**Exercise directions:** Pull out every line of the listing below where "селото" appears.

**Records:**
────────

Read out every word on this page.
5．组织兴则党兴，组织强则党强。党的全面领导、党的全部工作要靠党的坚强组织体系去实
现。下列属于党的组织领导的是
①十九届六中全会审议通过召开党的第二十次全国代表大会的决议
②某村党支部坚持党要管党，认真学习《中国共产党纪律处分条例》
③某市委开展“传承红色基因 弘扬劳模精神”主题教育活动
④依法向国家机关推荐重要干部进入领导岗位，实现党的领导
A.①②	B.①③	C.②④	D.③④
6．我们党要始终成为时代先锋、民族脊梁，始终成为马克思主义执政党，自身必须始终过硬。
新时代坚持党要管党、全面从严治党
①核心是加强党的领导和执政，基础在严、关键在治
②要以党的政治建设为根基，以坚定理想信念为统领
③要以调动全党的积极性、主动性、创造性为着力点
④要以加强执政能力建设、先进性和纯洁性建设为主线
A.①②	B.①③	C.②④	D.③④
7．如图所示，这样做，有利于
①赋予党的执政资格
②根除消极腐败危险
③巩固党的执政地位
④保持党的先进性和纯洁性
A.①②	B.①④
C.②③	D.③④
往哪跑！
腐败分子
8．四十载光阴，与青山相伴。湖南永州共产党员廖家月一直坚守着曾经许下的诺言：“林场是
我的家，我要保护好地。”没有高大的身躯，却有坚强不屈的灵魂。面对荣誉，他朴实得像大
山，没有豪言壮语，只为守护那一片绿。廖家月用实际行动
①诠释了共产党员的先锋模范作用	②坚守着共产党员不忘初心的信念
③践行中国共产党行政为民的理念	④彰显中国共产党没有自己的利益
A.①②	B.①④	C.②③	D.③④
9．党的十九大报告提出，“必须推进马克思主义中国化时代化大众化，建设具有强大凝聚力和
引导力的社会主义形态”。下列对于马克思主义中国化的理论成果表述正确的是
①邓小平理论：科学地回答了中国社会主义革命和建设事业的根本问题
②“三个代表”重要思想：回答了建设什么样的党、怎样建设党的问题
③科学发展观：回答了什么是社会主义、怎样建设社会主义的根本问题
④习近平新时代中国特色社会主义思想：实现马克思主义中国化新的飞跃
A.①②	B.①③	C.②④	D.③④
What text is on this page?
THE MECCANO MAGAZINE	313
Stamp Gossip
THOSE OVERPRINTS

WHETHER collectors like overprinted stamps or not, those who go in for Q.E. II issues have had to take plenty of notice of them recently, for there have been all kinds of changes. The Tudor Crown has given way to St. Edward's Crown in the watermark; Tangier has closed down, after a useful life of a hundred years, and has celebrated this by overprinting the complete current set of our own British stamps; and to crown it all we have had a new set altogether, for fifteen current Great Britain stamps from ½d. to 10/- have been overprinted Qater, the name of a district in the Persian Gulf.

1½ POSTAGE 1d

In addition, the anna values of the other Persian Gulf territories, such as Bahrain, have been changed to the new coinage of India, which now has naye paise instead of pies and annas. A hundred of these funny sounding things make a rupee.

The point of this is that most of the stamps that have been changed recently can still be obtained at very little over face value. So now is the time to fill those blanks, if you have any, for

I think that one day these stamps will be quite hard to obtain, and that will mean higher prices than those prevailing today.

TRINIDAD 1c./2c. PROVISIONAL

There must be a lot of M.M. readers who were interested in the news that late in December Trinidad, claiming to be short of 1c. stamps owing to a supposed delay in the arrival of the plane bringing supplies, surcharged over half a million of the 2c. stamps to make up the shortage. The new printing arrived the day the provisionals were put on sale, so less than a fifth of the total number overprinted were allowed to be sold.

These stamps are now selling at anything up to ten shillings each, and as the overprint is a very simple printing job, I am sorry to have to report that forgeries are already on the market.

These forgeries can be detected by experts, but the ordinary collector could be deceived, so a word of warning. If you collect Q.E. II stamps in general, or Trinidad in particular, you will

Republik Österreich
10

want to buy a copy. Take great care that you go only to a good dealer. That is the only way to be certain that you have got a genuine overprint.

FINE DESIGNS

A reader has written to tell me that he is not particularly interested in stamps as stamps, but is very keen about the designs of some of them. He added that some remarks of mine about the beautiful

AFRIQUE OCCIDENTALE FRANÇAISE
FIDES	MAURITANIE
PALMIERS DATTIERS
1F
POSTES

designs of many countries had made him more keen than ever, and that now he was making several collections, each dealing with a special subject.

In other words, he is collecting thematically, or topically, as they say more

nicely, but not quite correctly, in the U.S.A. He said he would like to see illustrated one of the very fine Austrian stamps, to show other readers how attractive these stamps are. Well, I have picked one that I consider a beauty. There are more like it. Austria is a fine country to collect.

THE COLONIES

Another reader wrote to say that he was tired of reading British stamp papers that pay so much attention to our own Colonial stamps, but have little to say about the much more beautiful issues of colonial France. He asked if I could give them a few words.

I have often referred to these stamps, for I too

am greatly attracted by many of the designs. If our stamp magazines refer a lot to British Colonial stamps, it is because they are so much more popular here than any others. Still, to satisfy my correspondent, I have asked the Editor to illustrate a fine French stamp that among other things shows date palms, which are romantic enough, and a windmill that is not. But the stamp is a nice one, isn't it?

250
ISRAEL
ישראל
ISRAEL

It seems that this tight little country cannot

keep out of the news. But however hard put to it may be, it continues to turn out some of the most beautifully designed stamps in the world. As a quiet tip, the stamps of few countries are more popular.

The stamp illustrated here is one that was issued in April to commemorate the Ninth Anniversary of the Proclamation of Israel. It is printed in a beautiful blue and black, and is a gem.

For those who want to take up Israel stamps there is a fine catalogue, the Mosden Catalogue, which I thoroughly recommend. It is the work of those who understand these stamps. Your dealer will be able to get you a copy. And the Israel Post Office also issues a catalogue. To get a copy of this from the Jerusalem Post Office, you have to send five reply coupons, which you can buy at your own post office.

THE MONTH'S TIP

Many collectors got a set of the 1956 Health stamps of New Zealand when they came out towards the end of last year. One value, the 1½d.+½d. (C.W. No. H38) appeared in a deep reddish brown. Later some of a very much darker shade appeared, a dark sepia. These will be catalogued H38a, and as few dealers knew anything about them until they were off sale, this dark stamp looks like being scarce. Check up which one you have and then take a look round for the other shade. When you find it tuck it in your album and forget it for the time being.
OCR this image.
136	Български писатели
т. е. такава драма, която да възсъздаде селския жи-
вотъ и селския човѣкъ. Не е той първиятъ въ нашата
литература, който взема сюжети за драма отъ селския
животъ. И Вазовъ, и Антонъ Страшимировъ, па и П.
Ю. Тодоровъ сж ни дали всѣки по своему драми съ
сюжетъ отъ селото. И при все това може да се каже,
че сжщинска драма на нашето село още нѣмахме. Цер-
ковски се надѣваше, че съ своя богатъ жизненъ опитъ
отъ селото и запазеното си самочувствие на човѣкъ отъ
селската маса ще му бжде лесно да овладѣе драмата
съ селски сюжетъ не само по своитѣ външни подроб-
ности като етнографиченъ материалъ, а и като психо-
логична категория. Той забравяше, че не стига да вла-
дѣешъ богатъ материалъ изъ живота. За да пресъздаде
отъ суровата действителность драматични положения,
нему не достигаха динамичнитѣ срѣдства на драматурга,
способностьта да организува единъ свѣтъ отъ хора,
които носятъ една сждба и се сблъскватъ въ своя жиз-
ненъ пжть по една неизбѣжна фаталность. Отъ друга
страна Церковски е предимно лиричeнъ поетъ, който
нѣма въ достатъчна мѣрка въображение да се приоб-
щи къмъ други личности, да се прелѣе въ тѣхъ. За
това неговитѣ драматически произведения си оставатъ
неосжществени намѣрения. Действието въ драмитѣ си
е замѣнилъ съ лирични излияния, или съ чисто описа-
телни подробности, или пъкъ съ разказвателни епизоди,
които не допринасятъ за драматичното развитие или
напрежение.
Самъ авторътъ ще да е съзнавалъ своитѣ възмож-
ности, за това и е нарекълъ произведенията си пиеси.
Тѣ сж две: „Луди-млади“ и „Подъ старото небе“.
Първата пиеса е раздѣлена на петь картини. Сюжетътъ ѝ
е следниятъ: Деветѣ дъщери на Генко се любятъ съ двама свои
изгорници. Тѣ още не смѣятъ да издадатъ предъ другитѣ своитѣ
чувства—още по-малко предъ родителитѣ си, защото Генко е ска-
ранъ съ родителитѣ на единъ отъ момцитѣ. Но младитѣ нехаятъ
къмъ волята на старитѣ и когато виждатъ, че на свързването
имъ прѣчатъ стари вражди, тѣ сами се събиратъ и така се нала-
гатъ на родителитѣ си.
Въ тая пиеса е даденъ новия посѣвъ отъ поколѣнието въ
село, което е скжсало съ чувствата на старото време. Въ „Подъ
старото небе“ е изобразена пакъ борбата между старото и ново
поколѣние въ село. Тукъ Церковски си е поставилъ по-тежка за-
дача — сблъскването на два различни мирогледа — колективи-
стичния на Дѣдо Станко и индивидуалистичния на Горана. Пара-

────────

**Solution for this task:**
сюжетъ отъ селото. И при все това може да се каже,
отъ селото и запазеното си самочувствие на човѣкъ отъ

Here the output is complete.